Aim of the task: The expected response is the entire set of entries, copied exactly.

Dataset items:
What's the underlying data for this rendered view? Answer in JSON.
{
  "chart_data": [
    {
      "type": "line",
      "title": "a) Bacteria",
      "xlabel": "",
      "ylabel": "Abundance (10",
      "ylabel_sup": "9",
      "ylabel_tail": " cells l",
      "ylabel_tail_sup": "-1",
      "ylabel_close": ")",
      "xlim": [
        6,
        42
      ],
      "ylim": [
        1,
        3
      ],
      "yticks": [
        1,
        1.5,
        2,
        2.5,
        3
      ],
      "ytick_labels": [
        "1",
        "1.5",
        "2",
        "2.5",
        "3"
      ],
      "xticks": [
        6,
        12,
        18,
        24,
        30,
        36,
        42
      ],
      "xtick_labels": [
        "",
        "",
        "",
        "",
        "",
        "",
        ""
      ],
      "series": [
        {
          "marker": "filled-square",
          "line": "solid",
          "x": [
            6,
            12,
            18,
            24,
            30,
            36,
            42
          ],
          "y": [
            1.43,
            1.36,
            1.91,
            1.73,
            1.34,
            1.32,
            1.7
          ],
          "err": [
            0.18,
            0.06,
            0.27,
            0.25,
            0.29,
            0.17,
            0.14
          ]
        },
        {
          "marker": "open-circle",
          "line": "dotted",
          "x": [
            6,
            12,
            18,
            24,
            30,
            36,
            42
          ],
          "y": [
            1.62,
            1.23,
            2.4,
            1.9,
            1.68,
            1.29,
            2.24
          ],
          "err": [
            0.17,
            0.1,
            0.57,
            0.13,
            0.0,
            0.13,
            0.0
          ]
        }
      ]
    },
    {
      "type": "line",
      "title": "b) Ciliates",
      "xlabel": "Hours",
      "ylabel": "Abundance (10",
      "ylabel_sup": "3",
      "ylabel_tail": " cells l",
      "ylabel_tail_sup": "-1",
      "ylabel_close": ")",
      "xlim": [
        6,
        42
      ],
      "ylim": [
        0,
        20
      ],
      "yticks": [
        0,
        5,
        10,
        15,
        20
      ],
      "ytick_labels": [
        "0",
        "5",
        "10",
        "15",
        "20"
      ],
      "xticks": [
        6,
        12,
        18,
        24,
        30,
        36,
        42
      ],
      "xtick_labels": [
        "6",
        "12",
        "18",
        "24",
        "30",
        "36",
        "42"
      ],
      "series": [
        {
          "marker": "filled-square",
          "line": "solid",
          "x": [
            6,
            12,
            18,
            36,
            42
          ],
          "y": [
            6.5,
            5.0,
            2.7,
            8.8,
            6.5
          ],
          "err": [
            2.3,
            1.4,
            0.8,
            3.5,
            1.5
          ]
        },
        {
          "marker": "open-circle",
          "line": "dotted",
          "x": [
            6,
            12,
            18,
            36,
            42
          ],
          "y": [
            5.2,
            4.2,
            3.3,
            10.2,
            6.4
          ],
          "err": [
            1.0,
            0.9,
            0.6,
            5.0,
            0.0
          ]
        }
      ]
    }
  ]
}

Exercise solution:
What's the underlying data for this rendered view? Answer in JSON.
{
  "chart_data": [
    {
      "type": "line",
      "title": "a) Bacteria",
      "xlabel": "",
      "ylabel": "Abundance (10",
      "ylabel_sup": "9",
      "ylabel_tail": " cells l",
      "ylabel_tail_sup": "-1",
      "ylabel_close": ")",
      "xlim": [
        6,
        42
      ],
      "ylim": [
        1,
        3
      ],
      "yticks": [
        1,
        1.5,
        2,
        2.5,
        3
      ],
      "ytick_labels": [
        "1",
        "1.5",
        "2",
        "2.5",
        "3"
      ],
      "xticks": [
        6,
        12,
        18,
        24,
        30,
        36,
        42
      ],
      "xtick_labels": [
        "",
        "",
        "",
        "",
        "",
        "",
        ""
      ],
      "series": [
        {
          "marker": "filled-square",
          "line": "solid",
          "x": [
            6,
            12,
            18,
            24,
            30,
            36,
            42
          ],
          "y": [
            1.43,
            1.36,
            1.91,
            1.73,
            1.34,
            1.32,
            1.7
          ],
          "err": [
            0.18,
            0.06,
            0.27,
            0.25,
            0.29,
            0.17,
            0.14
          ]
        },
        {
          "marker": "open-circle",
          "line": "dotted",
          "x": [
            6,
            12,
            18,
            24,
            30,
            36,
            42
          ],
          "y": [
            1.62,
            1.23,
            2.4,
            1.9,
            1.68,
            1.29,
            2.24
          ],
          "err": [
            0.17,
            0.1,
            0.57,
            0.13,
            0.0,
            0.13,
            0.0
          ]
        }
      ]
    },
    {
      "type": "line",
      "title": "b) Ciliates",
      "xlabel": "Hours",
      "ylabel": "Abundance (10",
      "ylabel_sup": "3",
      "ylabel_tail": " cells l",
      "ylabel_tail_sup": "-1",
      "ylabel_close": ")",
      "xlim": [
        6,
        42
      ],
      "ylim": [
        0,
        20
      ],
      "yticks": [
        0,
        5,
        10,
        15,
        20
      ],
      "ytick_labels": [
        "0",
        "5",
        "10",
        "15",
        "20"
      ],
      "xticks": [
        6,
        12,
        18,
        24,
        30,
        36,
        42
      ],
      "xtick_labels": [
        "6",
        "12",
        "18",
        "24",
        "30",
        "36",
        "42"
      ],
      "series": [
        {
          "marker": "filled-square",
          "line": "solid",
          "x": [
            6,
            12,
            18,
            36,
            42
          ],
          "y": [
            6.5,
            5.0,
            2.7,
            8.8,
            6.5
          ],
          "err": [
            2.3,
            1.4,
            0.8,
            3.5,
            1.5
          ]
        },
        {
          "marker": "open-circle",
          "line": "dotted",
          "x": [
            6,
            12,
            18,
            36,
            42
          ],
          "y": [
            5.2,
            4.2,
            3.3,
            10.2,
            6.4
          ],
          "err": [
            1.0,
            0.9,
            0.6,
            5.0,
            0.0
          ]
        }
      ]
    }
  ]
}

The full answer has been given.